Can you output the records below exactly as they are written?

** Begin Records shown **

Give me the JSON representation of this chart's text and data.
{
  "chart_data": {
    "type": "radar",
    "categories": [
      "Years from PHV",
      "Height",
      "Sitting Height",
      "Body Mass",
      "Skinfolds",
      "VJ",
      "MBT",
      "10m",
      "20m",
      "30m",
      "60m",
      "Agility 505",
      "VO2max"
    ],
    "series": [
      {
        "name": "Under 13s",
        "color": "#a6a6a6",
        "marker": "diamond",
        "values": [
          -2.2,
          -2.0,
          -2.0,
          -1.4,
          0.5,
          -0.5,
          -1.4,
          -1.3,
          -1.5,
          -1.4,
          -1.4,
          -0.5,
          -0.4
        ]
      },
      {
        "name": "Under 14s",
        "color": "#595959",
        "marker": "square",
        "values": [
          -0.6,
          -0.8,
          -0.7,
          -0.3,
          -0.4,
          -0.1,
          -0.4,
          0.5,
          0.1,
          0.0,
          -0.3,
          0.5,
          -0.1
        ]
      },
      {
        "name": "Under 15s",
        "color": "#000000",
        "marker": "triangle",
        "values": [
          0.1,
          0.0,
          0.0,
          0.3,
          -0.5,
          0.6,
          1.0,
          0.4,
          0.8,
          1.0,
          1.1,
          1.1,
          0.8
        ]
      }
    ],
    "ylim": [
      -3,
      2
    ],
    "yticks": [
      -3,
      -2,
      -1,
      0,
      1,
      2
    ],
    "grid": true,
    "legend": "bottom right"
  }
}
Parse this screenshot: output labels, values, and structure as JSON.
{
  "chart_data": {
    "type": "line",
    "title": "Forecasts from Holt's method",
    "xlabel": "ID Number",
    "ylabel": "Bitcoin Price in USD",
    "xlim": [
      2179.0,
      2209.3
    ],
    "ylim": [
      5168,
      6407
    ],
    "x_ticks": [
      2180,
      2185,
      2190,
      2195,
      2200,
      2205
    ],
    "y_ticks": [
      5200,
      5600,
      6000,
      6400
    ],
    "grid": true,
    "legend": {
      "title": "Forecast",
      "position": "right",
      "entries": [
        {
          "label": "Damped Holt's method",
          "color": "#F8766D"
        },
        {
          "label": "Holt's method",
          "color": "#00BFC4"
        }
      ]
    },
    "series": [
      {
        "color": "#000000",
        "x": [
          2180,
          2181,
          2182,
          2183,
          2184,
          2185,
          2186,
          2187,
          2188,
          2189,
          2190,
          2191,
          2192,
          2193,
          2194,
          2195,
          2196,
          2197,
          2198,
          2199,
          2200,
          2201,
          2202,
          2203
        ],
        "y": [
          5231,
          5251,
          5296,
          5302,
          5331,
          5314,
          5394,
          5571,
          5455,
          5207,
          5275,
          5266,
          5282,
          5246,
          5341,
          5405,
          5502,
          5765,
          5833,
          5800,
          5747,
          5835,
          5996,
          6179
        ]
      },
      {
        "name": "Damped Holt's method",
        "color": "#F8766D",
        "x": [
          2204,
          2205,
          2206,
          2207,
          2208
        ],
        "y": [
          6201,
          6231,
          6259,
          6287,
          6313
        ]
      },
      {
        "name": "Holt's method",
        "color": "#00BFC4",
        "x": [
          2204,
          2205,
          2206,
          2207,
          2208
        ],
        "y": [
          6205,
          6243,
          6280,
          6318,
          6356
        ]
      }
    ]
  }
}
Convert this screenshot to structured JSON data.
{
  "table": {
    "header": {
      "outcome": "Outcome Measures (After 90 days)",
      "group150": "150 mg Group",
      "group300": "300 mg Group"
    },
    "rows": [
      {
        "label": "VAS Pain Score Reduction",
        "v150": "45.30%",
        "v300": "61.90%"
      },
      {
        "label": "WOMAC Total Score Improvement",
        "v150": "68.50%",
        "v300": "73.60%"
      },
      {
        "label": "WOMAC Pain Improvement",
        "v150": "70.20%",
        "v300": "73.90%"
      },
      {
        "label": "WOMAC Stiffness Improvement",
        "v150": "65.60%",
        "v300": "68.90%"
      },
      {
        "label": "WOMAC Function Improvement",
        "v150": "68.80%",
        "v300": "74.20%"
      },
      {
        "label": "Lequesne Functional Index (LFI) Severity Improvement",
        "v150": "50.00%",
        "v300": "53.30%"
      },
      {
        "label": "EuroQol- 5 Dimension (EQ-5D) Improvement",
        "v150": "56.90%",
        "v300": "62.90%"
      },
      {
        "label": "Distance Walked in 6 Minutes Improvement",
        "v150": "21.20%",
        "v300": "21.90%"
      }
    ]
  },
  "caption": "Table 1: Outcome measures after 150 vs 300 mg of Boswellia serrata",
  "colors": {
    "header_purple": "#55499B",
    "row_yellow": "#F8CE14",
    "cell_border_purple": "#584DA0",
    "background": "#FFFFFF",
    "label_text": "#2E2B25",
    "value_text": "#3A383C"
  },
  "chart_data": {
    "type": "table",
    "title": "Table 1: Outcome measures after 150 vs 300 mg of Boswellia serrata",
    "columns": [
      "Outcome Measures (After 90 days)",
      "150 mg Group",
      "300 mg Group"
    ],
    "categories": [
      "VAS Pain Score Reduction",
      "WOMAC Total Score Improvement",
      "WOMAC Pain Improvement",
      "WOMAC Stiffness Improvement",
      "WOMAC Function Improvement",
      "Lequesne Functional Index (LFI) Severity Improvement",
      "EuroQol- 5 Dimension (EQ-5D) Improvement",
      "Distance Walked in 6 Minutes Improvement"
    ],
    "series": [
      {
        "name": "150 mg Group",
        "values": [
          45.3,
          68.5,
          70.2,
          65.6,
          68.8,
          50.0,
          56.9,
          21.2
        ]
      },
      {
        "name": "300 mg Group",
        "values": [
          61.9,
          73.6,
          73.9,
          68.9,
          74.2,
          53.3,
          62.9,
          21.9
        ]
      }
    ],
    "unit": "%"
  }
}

** End Records shown **

The reply →
Give me the JSON representation of this chart's text and data.
{
  "chart_data": {
    "type": "radar",
    "categories": [
      "Years from PHV",
      "Height",
      "Sitting Height",
      "Body Mass",
      "Skinfolds",
      "VJ",
      "MBT",
      "10m",
      "20m",
      "30m",
      "60m",
      "Agility 505",
      "VO2max"
    ],
    "series": [
      {
        "name": "Under 13s",
        "color": "#a6a6a6",
        "marker": "diamond",
        "values": [
          -2.2,
          -2.0,
          -2.0,
          -1.4,
          0.5,
          -0.5,
          -1.4,
          -1.3,
          -1.5,
          -1.4,
          -1.4,
          -0.5,
          -0.4
        ]
      },
      {
        "name": "Under 14s",
        "color": "#595959",
        "marker": "square",
        "values": [
          -0.6,
          -0.8,
          -0.7,
          -0.3,
          -0.4,
          -0.1,
          -0.4,
          0.5,
          0.1,
          0.0,
          -0.3,
          0.5,
          -0.1
        ]
      },
      {
        "name": "Under 15s",
        "color": "#000000",
        "marker": "triangle",
        "values": [
          0.1,
          0.0,
          0.0,
          0.3,
          -0.5,
          0.6,
          1.0,
          0.4,
          0.8,
          1.0,
          1.1,
          1.1,
          0.8
        ]
      }
    ],
    "ylim": [
      -3,
      2
    ],
    "yticks": [
      -3,
      -2,
      -1,
      0,
      1,
      2
    ],
    "grid": true,
    "legend": "bottom right"
  }
}
Parse this screenshot: output labels, values, and structure as JSON.
{
  "chart_data": {
    "type": "line",
    "title": "Forecasts from Holt's method",
    "xlabel": "ID Number",
    "ylabel": "Bitcoin Price in USD",
    "xlim": [
      2179.0,
      2209.3
    ],
    "ylim": [
      5168,
      6407
    ],
    "x_ticks": [
      2180,
      2185,
      2190,
      2195,
      2200,
      2205
    ],
    "y_ticks": [
      5200,
      5600,
      6000,
      6400
    ],
    "grid": true,
    "legend": {
      "title": "Forecast",
      "position": "right",
      "entries": [
        {
          "label": "Damped Holt's method",
          "color": "#F8766D"
        },
        {
          "label": "Holt's method",
          "color": "#00BFC4"
        }
      ]
    },
    "series": [
      {
        "color": "#000000",
        "x": [
          2180,
          2181,
          2182,
          2183,
          2184,
          2185,
          2186,
          2187,
          2188,
          2189,
          2190,
          2191,
          2192,
          2193,
          2194,
          2195,
          2196,
          2197,
          2198,
          2199,
          2200,
          2201,
          2202,
          2203
        ],
        "y": [
          5231,
          5251,
          5296,
          5302,
          5331,
          5314,
          5394,
          5571,
          5455,
          5207,
          5275,
          5266,
          5282,
          5246,
          5341,
          5405,
          5502,
          5765,
          5833,
          5800,
          5747,
          5835,
          5996,
          6179
        ]
      },
      {
        "name": "Damped Holt's method",
        "color": "#F8766D",
        "x": [
          2204,
          2205,
          2206,
          2207,
          2208
        ],
        "y": [
          6201,
          6231,
          6259,
          6287,
          6313
        ]
      },
      {
        "name": "Holt's method",
        "color": "#00BFC4",
        "x": [
          2204,
          2205,
          2206,
          2207,
          2208
        ],
        "y": [
          6205,
          6243,
          6280,
          6318,
          6356
        ]
      }
    ]
  }
}
Convert this screenshot to structured JSON data.
{
  "table": {
    "header": {
      "outcome": "Outcome Measures (After 90 days)",
      "group150": "150 mg Group",
      "group300": "300 mg Group"
    },
    "rows": [
      {
        "label": "VAS Pain Score Reduction",
        "v150": "45.30%",
        "v300": "61.90%"
      },
      {
        "label": "WOMAC Total Score Improvement",
        "v150": "68.50%",
        "v300": "73.60%"
      },
      {
        "label": "WOMAC Pain Improvement",
        "v150": "70.20%",
        "v300": "73.90%"
      },
      {
        "label": "WOMAC Stiffness Improvement",
        "v150": "65.60%",
        "v300": "68.90%"
      },
      {
        "label": "WOMAC Function Improvement",
        "v150": "68.80%",
        "v300": "74.20%"
      },
      {
        "label": "Lequesne Functional Index (LFI) Severity Improvement",
        "v150": "50.00%",
        "v300": "53.30%"
      },
      {
        "label": "EuroQol- 5 Dimension (EQ-5D) Improvement",
        "v150": "56.90%",
        "v300": "62.90%"
      },
      {
        "label": "Distance Walked in 6 Minutes Improvement",
        "v150": "21.20%",
        "v300": "21.90%"
      }
    ]
  },
  "caption": "Table 1: Outcome measures after 150 vs 300 mg of Boswellia serrata",
  "colors": {
    "header_purple": "#55499B",
    "row_yellow": "#F8CE14",
    "cell_border_purple": "#584DA0",
    "background": "#FFFFFF",
    "label_text": "#2E2B25",
    "value_text": "#3A383C"
  },
  "chart_data": {
    "type": "table",
    "title": "Table 1: Outcome measures after 150 vs 300 mg of Boswellia serrata",
    "columns": [
      "Outcome Measures (After 90 days)",
      "150 mg Group",
      "300 mg Group"
    ],
    "categories": [
      "VAS Pain Score Reduction",
      "WOMAC Total Score Improvement",
      "WOMAC Pain Improvement",
      "WOMAC Stiffness Improvement",
      "WOMAC Function Improvement",
      "Lequesne Functional Index (LFI) Severity Improvement",
      "EuroQol- 5 Dimension (EQ-5D) Improvement",
      "Distance Walked in 6 Minutes Improvement"
    ],
    "series": [
      {
        "name": "150 mg Group",
        "values": [
          45.3,
          68.5,
          70.2,
          65.6,
          68.8,
          50.0,
          56.9,
          21.2
        ]
      },
      {
        "name": "300 mg Group",
        "values": [
          61.9,
          73.6,
          73.9,
          68.9,
          74.2,
          53.3,
          62.9,
          21.9
        ]
      }
    ],
    "unit": "%"
  }
}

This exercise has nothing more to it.